Count every line in the entries that contains "들어오는". Report that count alone.
==============================
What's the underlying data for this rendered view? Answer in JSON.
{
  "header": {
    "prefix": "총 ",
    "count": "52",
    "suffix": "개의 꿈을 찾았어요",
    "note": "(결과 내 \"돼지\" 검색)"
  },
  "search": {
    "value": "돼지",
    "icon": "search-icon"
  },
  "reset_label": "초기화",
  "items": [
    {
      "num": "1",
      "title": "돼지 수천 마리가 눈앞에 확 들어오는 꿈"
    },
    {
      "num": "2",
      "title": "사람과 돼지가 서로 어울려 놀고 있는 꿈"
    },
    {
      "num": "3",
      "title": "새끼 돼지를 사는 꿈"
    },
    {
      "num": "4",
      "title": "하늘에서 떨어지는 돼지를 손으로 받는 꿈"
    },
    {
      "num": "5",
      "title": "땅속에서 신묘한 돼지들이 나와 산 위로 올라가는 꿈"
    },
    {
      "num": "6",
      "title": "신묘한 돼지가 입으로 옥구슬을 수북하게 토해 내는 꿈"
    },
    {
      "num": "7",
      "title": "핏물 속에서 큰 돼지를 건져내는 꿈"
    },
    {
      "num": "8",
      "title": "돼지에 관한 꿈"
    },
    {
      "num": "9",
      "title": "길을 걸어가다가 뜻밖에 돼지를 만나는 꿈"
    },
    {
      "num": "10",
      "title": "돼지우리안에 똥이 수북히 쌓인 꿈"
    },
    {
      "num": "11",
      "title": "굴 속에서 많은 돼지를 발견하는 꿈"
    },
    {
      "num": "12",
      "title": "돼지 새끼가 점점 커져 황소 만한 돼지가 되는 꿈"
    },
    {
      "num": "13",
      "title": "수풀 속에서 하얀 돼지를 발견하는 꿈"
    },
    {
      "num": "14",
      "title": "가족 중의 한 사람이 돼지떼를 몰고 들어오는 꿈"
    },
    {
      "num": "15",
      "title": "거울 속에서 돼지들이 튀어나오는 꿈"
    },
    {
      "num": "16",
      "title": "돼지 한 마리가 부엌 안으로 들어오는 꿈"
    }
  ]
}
==============================
### SOLUTION
3